WHAT IS EXPECTED: For each line in the data below that holds "Default", return a copy.

RECORDS SUPPLIED:
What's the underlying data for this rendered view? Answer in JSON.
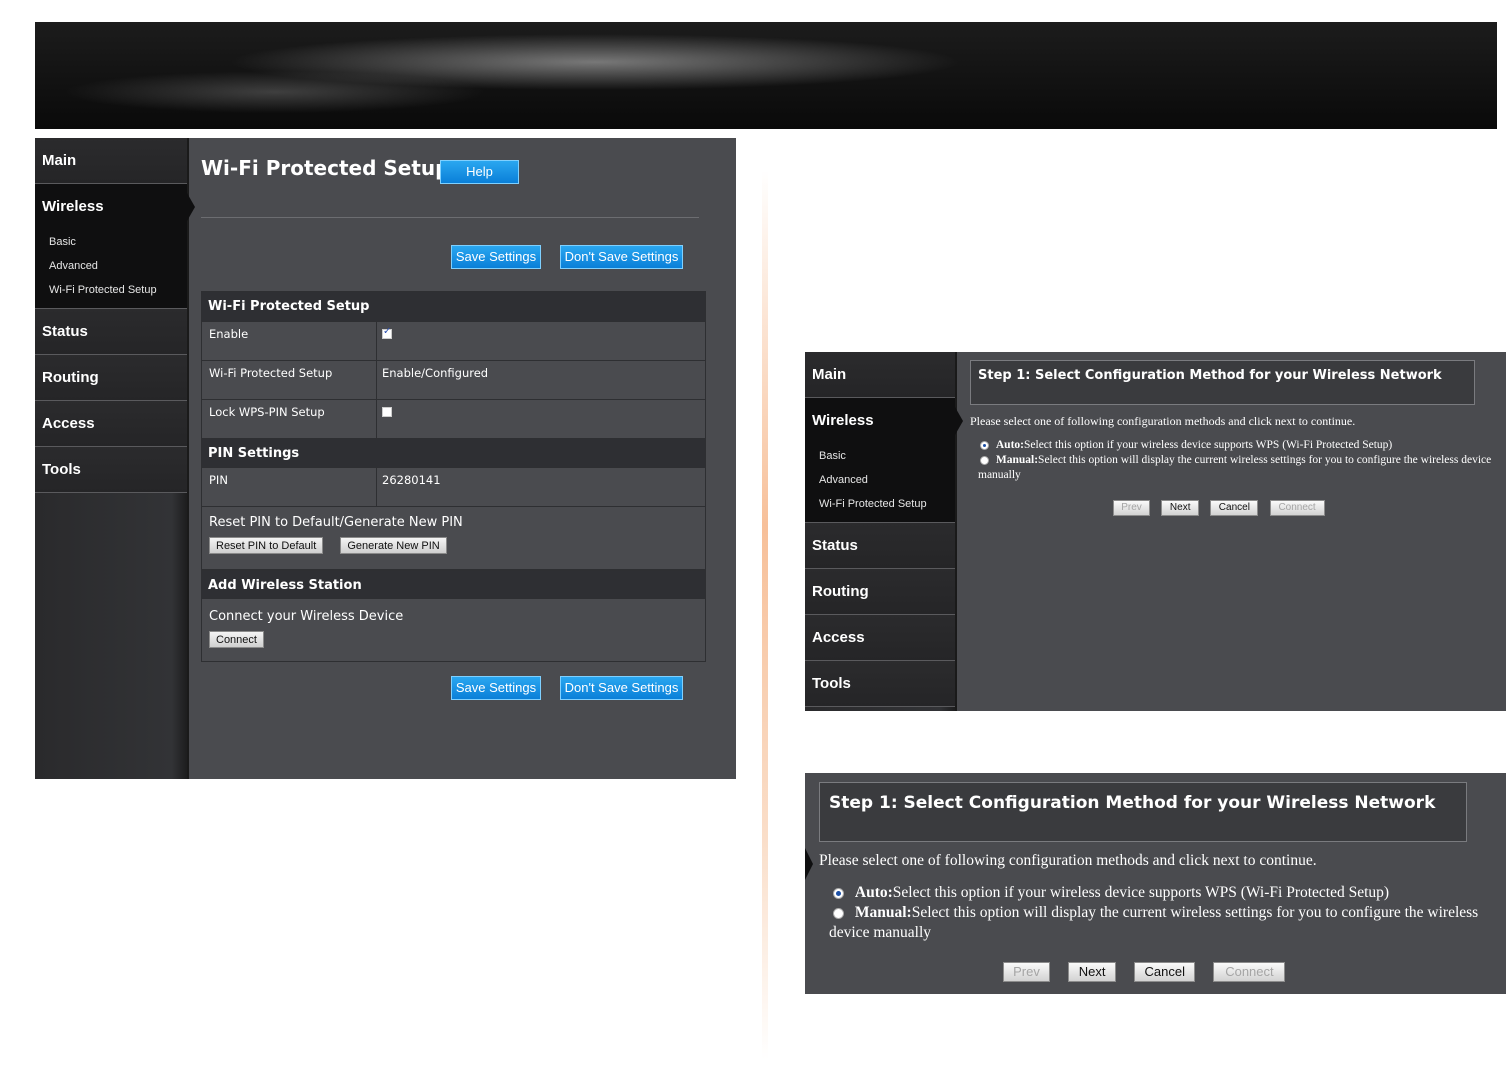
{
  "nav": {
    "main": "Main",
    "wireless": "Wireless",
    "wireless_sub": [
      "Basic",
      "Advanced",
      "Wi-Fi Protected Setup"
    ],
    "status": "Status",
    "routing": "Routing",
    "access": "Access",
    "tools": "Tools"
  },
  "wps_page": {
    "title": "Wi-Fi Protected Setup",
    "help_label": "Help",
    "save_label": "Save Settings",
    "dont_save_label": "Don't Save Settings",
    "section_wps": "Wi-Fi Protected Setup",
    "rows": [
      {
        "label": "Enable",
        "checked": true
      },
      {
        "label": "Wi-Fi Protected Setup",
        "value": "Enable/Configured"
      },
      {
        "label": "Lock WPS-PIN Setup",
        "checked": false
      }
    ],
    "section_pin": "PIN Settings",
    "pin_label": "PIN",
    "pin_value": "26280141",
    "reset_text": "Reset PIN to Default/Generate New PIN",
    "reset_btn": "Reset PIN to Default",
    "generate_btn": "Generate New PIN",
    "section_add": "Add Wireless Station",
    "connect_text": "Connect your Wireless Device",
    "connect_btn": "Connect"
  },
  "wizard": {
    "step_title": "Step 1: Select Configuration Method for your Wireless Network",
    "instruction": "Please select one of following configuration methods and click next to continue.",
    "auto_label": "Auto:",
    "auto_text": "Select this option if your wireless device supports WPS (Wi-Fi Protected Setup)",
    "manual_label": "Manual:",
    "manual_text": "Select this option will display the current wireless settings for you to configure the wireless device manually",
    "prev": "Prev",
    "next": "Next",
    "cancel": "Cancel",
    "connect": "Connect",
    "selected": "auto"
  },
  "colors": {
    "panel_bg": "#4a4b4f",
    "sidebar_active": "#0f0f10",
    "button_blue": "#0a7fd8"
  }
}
...
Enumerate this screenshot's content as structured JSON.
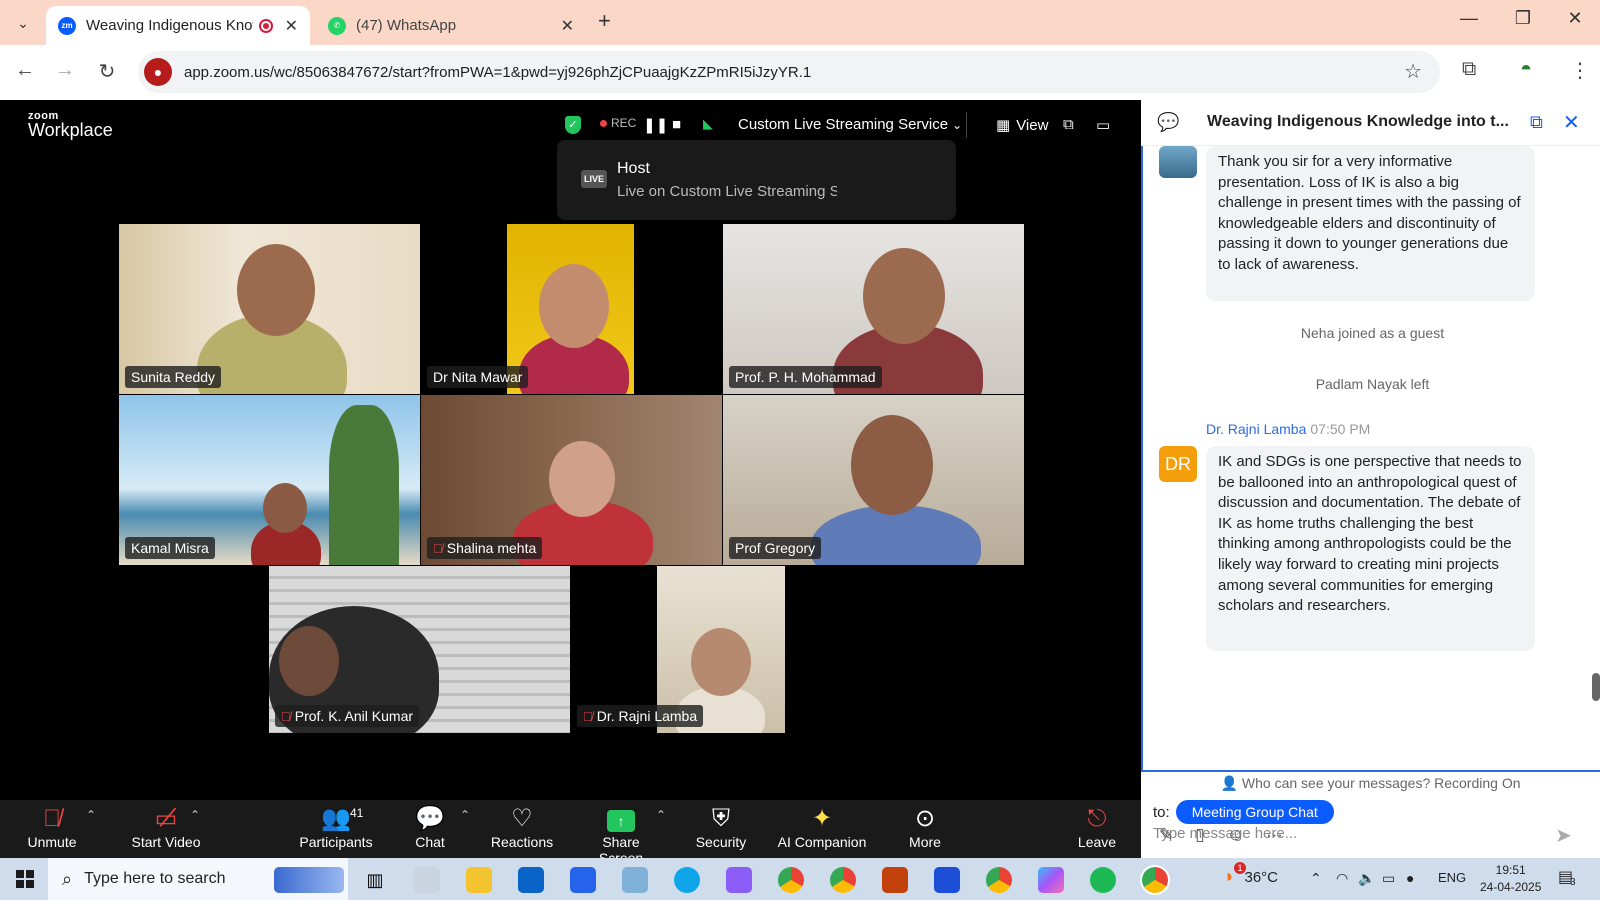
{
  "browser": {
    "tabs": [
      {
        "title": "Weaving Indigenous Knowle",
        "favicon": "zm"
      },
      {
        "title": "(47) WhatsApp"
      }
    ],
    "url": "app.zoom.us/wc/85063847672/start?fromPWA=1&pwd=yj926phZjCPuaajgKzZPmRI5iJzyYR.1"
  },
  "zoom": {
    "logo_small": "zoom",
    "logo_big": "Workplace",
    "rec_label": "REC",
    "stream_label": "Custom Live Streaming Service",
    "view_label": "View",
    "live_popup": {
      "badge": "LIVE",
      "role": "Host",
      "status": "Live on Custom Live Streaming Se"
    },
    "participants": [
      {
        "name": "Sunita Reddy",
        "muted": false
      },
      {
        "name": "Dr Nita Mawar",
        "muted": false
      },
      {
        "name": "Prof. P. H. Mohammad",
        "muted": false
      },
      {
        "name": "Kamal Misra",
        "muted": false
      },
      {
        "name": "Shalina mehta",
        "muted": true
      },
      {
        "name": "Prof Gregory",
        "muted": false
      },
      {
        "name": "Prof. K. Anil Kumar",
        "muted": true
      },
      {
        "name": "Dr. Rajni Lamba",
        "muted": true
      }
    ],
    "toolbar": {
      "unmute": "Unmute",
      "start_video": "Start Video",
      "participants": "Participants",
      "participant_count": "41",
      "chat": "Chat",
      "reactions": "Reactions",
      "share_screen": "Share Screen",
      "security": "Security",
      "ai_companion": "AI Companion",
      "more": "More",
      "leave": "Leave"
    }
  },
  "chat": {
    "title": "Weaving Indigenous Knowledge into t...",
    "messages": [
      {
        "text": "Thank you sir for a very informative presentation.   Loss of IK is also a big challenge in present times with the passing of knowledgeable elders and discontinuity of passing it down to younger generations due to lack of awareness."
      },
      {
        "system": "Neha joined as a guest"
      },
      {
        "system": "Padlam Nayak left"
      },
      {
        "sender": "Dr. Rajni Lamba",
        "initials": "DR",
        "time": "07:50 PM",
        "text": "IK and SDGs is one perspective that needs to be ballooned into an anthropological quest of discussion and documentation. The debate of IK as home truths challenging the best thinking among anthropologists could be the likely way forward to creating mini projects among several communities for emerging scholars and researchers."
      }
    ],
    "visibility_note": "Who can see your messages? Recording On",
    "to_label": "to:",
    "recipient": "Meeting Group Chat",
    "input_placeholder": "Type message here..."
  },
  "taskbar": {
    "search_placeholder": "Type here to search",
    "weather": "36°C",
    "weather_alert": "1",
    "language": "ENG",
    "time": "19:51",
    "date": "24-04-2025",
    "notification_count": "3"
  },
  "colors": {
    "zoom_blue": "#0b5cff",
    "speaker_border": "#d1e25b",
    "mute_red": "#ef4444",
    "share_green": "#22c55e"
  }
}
--
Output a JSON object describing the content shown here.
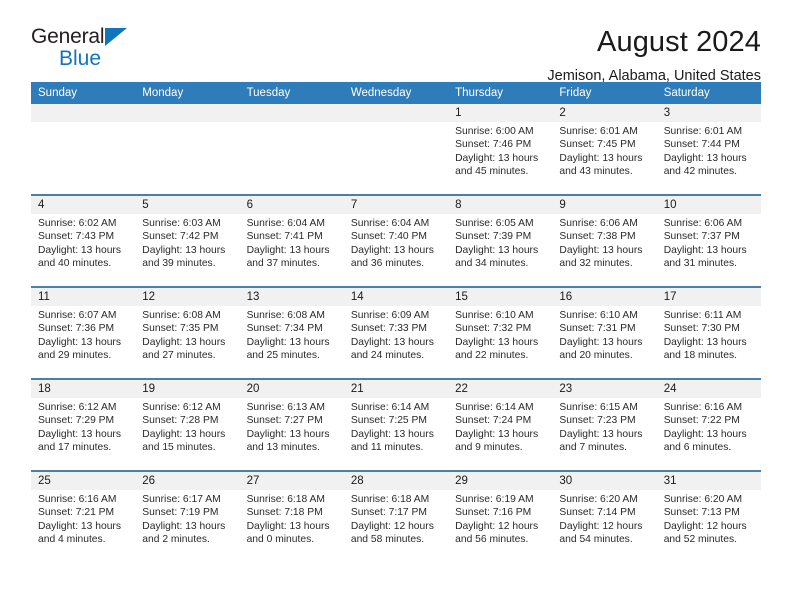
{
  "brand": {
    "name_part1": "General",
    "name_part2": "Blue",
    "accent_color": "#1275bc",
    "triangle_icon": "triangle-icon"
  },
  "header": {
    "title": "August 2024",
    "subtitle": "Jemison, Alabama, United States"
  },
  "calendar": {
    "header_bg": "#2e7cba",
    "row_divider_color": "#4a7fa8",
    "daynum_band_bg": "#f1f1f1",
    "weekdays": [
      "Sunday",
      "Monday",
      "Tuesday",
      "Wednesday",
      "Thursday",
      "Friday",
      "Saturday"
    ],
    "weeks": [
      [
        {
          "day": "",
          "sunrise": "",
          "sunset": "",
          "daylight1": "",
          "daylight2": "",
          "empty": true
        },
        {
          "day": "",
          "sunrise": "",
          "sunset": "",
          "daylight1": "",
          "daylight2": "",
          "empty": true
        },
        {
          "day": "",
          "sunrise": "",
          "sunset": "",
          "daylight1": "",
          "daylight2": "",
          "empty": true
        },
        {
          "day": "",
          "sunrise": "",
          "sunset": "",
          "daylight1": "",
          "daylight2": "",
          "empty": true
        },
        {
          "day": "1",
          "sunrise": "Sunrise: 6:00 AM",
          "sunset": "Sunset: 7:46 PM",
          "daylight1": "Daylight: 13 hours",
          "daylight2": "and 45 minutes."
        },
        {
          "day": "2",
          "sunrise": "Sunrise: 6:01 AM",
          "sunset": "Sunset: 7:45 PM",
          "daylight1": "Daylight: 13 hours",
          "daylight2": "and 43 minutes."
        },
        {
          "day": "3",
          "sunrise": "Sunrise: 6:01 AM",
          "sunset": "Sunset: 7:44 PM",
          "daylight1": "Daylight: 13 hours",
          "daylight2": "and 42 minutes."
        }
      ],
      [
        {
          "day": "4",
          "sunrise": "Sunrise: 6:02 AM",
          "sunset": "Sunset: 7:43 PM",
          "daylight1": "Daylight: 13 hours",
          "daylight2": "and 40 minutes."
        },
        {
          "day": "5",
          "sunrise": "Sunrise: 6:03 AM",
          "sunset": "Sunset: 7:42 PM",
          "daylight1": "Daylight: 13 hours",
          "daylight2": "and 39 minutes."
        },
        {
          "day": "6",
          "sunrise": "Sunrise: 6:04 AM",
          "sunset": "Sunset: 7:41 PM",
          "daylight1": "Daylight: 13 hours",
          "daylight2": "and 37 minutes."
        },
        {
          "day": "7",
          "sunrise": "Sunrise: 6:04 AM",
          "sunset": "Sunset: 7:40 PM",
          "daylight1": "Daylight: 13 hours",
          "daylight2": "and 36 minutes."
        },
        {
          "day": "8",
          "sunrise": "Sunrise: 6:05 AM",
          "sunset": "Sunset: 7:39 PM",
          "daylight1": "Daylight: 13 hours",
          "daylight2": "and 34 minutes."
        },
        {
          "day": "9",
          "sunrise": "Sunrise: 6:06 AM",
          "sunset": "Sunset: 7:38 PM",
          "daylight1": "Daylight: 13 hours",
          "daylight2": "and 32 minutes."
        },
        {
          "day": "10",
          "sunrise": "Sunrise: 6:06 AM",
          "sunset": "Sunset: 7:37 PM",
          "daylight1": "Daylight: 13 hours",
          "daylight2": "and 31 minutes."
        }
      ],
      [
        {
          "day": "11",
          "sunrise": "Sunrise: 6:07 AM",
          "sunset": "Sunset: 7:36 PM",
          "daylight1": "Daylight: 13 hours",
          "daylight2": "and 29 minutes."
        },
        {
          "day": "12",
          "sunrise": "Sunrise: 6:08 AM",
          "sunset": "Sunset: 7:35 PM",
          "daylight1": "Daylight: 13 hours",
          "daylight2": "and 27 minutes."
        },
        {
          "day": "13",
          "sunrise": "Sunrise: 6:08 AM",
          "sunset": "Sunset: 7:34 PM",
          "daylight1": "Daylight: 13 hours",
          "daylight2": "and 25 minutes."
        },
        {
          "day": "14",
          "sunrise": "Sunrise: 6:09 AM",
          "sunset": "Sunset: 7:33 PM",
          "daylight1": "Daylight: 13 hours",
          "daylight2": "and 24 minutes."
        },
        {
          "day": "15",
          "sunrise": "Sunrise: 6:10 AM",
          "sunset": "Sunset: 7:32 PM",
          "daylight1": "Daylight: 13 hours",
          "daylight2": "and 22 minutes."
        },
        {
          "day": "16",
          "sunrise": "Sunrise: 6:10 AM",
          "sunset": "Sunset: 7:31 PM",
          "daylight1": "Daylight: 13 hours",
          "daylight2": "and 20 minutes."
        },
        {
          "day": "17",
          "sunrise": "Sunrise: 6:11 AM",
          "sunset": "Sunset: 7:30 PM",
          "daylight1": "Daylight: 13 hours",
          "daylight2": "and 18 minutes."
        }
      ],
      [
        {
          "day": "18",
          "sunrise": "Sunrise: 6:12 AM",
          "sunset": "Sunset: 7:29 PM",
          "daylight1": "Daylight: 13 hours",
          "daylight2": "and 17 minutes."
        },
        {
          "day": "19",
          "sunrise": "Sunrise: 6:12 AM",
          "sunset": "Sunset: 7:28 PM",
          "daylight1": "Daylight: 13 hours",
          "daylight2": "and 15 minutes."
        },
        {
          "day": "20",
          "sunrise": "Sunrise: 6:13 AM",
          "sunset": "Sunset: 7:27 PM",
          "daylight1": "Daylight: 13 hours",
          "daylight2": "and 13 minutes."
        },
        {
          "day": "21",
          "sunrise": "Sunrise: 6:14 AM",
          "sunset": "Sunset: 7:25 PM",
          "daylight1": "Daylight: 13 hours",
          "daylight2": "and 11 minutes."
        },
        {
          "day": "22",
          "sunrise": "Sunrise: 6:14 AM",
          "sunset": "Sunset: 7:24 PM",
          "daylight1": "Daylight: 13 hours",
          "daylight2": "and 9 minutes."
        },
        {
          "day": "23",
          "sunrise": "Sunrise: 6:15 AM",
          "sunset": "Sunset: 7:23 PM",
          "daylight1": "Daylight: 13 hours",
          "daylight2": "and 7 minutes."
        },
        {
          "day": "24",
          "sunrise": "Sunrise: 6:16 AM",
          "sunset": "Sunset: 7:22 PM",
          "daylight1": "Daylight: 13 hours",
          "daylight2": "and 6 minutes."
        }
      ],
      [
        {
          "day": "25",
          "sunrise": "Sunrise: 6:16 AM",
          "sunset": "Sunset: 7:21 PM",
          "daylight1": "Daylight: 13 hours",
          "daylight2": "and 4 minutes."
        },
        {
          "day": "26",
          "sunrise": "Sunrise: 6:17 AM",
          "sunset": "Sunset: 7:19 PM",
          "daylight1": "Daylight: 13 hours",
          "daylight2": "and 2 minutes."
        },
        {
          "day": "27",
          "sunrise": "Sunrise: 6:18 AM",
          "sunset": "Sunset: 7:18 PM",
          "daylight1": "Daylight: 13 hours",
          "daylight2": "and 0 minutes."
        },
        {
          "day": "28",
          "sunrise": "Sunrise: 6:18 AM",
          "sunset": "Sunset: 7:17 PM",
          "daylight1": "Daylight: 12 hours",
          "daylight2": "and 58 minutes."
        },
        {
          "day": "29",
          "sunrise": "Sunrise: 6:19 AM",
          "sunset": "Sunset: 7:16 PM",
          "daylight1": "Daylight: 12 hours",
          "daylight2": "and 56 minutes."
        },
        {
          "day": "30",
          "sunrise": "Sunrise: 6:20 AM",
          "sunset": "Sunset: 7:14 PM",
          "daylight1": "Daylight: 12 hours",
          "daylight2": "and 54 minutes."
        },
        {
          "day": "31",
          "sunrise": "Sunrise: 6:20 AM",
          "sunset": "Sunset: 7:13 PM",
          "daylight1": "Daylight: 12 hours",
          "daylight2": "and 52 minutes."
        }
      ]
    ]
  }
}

OUTPUT:
    "reset_text": "Reset PIN to Default/Generate New PIN",
    "reset_btn": "Reset PIN to Default",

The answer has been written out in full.